Task directions:
Write the next part of the micronucleus assay methods text below, starting after its last sentence.

Passage:
——————

4) Preparation of cells
The cultures were harvested by centrifugation 40 hrs after beginning of treatment. The cells were spun down by gentle centrifugation for 5 minutes. The supernatant was discarded and the cells were re-suspended in approximately 5 mL saline G and spun down once again by centrifugation for 5 minutes. Then the cells were resuspended in 5 mL KCl solution (0.0375 M) and incubated at 37 °C for 20 minutes. 1 mL of ice-cold fixative mixture of methanol and glacial acetic acid (19 parts plus 1 part, respectively) was added to the hypotonic solution and the cells were resuspended carefully. After removal of the solution by centrifugation the cells were resuspended for 2 x 20 minutes in fixative and kept cold. The slides were prepared by dropping the cell suspension in fresh fixative onto a clean microscope slide. The cells were stained with Giemsa, mounted after drying and covered with a coverslip.
Evaluation criteria:
Evaluation of the slides was performed using microscopes with 40 x objectives. The micronuclei were counted in cells showing a clearly visible cytoplasm area. The criteria for the evaluation of micronuclei are described in the publication of Countryman and Heddle (1976). The micronuclei have to be stained in the same way as the main nucleus. The area of the micronucleus should not extend the third part of the area of the main nucleus. 1000 binucleate cells per culture were scored for cytogenetic damage on coded slides. The frequency of micronucleated cells was reported as % micronucleated cells. To describe a cytotoxic effect the CBPI was determined in 500 cells per culture and cytotoxicity is expressed as % cytostasis. A CBPI of 1 (all cells are mononucleate) is equivalent to 100 % cytostasis.
(MONC x 1) + (BINC x 2) + (MUNC x 3)
CBPI = ------------------------------------------------
n
CBPI Cytokinesis-block proliferation index
n Total number of cells
MONC Mononucleate cells
BINC Binucleate cells
MUNC Multinucleate cells

Cytostasis % = 100 – 100 [(CBPIT – 1) / (CBPIC – 1)]
T Test item
C Solvent control

Acceptability Criteria:
- The concurrent solvent control will be within the laboratory historical solvent control data range (95% control limit realized as 95% confidence interval)
− The concurrent positive controls should induce responses that are compatible with the lab. historical positive control and produce a statistically significant increase compared with the concurrent solvent control
− Cell proliferation criteria in the solvent control are considered to be acceptable
− All experimental conditions were tested unless one exposure condition resulted in a clearly positive result
− The quality of the slides must allow the evaluation of an adequate number of cells and concentrations
− The criteria for the selection of top concentration are consistent with those described in section ‘Dose Selection’
Statistics:
Statistical significance was confirmed by the Chi Square Test (p < 0.05), using a validated test script of “R”, a language and environment for statistical computing and graphics. Within this test script a statistical analysis was conducted for those values that indicated an increase in the number of cells with micronuclei compared to the concurrent solvent control.

A linear regression was performed using a validated test script of “R”, to assess a possible dose dependency in the rates of micronucleated cells. The number of micronucleated cells obtained for the groups treated with the test item were compared to the solvent control groups. A trend is judged as significant whenever the p-value (probability value) is below 0.05.

——————

Data extract:
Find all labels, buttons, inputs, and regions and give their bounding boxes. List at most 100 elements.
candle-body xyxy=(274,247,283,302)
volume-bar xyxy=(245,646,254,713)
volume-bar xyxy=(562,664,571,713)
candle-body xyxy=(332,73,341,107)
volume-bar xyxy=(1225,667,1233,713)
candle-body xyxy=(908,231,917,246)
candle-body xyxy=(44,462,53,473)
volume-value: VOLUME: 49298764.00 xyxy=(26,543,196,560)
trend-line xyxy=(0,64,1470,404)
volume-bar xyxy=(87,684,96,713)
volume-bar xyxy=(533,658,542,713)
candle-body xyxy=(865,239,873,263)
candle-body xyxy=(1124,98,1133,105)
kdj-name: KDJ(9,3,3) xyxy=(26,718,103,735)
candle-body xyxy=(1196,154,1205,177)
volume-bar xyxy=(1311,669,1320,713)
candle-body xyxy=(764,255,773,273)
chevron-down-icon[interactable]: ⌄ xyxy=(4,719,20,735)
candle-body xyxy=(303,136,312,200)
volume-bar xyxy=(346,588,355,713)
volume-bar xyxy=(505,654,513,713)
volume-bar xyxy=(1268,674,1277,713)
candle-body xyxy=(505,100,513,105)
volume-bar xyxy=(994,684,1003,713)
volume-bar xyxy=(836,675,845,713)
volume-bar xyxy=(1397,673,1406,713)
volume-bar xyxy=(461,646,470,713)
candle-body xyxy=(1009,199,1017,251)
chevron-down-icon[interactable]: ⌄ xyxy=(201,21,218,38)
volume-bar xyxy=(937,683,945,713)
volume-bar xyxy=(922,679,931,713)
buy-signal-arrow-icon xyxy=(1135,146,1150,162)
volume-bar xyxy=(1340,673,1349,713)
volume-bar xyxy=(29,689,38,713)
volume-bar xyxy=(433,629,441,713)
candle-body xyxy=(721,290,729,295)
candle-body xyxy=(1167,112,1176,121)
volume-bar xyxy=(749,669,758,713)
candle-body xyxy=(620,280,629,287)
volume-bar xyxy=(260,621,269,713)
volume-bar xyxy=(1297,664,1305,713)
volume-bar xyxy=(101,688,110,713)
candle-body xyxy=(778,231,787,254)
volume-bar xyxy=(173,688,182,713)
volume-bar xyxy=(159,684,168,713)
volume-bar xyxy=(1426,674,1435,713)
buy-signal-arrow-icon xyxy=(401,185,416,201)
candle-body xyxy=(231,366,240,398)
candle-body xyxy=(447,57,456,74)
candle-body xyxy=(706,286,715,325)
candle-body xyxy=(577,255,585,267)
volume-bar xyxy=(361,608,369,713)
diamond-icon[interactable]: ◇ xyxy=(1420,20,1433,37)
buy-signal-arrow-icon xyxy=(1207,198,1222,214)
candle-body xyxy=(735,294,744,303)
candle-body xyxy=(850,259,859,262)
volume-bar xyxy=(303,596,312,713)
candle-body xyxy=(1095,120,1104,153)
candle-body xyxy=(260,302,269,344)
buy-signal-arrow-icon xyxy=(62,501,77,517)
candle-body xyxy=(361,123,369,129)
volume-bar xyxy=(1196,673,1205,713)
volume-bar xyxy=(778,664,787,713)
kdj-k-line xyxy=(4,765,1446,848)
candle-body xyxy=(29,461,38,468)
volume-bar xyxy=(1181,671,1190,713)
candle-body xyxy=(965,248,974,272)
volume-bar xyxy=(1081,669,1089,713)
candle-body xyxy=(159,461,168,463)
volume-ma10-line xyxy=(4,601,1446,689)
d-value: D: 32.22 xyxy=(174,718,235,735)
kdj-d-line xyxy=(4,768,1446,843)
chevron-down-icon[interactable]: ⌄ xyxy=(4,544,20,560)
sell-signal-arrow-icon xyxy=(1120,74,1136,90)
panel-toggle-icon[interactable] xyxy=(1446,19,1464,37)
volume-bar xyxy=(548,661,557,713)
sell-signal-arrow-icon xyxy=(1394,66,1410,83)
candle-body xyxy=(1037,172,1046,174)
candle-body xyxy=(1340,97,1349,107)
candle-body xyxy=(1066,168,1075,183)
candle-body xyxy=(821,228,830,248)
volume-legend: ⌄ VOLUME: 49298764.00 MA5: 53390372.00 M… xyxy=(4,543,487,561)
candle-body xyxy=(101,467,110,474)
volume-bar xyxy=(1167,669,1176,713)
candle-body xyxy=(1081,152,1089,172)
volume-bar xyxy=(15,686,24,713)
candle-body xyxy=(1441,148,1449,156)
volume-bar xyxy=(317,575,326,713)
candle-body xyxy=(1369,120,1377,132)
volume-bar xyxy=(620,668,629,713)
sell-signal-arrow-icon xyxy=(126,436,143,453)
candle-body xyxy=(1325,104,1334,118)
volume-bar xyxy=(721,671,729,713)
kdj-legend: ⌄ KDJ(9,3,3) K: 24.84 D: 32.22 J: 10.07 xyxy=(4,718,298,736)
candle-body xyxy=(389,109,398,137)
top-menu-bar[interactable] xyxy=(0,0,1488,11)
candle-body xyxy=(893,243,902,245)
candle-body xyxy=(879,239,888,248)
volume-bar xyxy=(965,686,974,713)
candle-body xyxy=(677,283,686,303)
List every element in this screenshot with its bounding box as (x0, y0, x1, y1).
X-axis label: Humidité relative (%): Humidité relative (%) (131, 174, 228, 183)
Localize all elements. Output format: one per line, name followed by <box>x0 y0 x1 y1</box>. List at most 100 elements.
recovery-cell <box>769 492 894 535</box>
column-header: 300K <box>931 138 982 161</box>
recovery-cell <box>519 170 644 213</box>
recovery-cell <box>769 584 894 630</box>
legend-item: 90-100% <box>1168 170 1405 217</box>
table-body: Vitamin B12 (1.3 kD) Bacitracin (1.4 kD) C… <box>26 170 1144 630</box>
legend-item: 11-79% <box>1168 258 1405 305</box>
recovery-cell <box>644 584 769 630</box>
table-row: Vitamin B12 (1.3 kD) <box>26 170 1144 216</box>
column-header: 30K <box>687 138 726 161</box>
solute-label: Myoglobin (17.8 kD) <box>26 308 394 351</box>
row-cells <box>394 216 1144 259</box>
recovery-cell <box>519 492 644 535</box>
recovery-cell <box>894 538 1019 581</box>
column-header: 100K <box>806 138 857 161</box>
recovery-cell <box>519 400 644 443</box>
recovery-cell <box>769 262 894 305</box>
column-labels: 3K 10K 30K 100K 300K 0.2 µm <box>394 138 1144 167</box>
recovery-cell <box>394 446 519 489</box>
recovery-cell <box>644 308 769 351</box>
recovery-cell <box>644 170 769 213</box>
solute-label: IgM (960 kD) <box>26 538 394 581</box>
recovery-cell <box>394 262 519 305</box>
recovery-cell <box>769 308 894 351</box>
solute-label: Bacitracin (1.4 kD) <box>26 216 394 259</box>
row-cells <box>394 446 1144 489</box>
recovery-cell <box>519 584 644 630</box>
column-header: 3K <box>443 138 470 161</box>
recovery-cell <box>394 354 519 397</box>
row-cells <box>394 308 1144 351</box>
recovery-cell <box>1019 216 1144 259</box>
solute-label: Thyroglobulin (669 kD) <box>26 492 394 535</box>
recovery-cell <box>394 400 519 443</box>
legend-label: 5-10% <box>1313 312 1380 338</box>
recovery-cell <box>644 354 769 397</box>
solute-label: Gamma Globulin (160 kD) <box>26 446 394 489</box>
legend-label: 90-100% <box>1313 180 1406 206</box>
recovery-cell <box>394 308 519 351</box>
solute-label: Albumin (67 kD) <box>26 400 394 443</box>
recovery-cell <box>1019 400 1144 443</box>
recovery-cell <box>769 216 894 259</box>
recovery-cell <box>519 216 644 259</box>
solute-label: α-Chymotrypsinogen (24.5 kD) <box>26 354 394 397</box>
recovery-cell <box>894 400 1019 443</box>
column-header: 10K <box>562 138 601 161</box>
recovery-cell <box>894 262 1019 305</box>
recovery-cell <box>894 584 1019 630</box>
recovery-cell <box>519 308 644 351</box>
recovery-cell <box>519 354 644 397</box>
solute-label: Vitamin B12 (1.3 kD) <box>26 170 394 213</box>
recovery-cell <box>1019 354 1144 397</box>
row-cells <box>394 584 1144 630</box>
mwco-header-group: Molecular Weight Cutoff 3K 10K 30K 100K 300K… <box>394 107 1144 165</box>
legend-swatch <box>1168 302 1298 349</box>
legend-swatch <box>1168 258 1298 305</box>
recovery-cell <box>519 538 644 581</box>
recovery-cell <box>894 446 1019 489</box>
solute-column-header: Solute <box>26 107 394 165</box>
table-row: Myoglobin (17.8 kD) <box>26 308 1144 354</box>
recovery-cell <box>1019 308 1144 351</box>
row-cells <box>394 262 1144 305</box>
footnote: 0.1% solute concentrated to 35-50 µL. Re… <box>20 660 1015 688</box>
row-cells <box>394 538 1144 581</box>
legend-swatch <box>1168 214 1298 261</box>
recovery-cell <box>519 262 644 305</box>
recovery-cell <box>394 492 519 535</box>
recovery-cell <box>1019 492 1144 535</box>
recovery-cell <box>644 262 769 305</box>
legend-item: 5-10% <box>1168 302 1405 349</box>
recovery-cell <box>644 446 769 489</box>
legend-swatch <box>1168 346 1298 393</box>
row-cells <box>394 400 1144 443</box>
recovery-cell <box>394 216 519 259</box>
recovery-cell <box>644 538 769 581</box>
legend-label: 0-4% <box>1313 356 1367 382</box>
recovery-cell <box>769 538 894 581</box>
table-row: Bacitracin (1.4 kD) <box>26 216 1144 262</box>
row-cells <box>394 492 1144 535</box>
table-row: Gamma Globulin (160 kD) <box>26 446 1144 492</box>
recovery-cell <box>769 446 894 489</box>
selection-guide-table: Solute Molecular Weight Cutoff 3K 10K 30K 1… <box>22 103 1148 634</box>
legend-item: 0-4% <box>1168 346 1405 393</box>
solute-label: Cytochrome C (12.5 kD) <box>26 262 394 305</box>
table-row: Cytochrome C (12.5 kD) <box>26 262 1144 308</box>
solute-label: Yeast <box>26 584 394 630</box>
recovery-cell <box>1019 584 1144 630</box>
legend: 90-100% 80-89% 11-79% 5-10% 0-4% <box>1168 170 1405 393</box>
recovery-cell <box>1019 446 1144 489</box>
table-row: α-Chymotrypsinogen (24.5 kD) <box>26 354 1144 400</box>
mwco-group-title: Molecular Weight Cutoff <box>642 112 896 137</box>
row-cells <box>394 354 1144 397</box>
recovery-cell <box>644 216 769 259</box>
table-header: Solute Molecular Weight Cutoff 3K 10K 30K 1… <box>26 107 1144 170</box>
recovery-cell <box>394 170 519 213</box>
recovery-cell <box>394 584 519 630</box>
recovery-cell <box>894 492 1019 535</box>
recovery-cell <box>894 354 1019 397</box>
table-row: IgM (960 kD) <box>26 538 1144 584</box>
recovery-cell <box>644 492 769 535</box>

——————

Exercise response:
Both, biological and statistical significance were considered together.
Key result
Species / strain:
lymphocytes:
Remarks:
human
Metabolic activation:
with and without
Genotoxicity:
negative
Remarks:
Exp.I with and without S9 mix, no cytotoxicity was observed up to the highest concentration, which showed phase separation. In Exp. III without S9 mix after continuous treatment, clear cytotoxicity was observed at the highest evaluated concentration.
Cytotoxicity / choice of top concentrations:
cytotoxicity
Remarks:
Due to the steep increase in cytotoxicity, no evaluable concentrations in a cytotoxic range were available. Therefore, the experiment was chosen to be repeated with a modified concentration range with a top concentration of 600 μg/mL (Exp. III).
Vehicle controls validity:
valid
Untreated negative controls validity:
not examined
True negative controls validity:
not examined
Positive controls validity:
valid
Remarks on result:
other: Substance was dermined to be not mutagenic.
Conclusions:
In conclusion, it can be stated that under the experimental conditions reported, the test item did not induce micronuclei as determined by the in vitro micronucleus test in human lymphocytes.
Therefore, Visiomer® 1,3-BDDMA is considered to be non-mutagenic in this in vitro micronucleus test according to OECD 487, when tested up to cytotoxic or phase separating concentrations.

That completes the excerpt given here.